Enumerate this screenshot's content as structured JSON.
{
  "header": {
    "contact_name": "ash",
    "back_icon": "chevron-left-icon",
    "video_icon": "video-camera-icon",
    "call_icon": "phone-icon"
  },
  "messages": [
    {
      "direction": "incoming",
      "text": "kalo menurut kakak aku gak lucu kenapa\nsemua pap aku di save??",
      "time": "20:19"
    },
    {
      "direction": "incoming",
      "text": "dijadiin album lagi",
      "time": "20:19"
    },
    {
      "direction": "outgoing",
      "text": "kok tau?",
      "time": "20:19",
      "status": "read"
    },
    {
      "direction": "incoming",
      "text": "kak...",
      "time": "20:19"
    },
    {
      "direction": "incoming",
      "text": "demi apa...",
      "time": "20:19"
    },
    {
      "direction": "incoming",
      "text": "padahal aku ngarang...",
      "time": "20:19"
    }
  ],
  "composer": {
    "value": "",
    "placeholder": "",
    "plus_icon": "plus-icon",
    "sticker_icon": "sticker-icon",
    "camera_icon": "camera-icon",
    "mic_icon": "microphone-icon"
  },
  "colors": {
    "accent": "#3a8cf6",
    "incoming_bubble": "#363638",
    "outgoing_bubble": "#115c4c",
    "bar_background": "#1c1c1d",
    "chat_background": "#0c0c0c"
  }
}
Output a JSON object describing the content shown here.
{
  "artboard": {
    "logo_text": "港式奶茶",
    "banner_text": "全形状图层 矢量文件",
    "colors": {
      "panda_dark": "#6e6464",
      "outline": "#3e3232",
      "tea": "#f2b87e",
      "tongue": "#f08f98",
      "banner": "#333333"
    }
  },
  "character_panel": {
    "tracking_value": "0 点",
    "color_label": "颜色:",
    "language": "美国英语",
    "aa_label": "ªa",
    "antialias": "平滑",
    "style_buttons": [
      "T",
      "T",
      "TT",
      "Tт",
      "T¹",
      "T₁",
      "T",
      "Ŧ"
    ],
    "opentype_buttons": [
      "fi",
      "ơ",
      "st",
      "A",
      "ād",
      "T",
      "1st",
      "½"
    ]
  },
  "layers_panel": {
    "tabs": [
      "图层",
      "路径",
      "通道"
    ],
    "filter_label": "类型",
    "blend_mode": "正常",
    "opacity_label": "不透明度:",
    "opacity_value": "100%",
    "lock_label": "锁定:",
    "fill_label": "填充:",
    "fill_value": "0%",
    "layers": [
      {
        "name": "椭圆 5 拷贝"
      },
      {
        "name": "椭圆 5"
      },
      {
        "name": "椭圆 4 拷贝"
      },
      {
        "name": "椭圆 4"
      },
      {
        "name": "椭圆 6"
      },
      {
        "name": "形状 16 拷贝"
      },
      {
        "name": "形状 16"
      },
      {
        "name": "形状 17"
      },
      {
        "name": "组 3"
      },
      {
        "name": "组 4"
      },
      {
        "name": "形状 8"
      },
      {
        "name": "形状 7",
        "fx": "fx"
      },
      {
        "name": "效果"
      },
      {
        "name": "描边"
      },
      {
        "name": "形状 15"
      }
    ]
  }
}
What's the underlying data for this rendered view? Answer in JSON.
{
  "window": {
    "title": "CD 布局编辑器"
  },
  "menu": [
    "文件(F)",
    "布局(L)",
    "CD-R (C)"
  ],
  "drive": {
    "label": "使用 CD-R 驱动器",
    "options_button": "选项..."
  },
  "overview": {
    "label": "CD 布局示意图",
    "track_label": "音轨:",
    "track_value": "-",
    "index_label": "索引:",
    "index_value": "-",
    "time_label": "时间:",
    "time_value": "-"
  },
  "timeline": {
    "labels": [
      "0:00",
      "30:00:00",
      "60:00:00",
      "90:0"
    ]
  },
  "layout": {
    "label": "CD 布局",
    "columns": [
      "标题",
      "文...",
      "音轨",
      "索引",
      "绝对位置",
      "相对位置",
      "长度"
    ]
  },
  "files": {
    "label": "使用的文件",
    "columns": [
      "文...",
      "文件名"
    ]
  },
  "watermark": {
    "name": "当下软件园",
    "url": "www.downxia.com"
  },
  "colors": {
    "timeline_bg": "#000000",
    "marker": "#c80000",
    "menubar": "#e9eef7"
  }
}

-*-

**What is required**
In the material above, show every line where the word "this" turns up.

**Task answer**
Enumerate this screenshot's content as structured JSON.
What's the underlying data for this rendered view? Answer in JSON.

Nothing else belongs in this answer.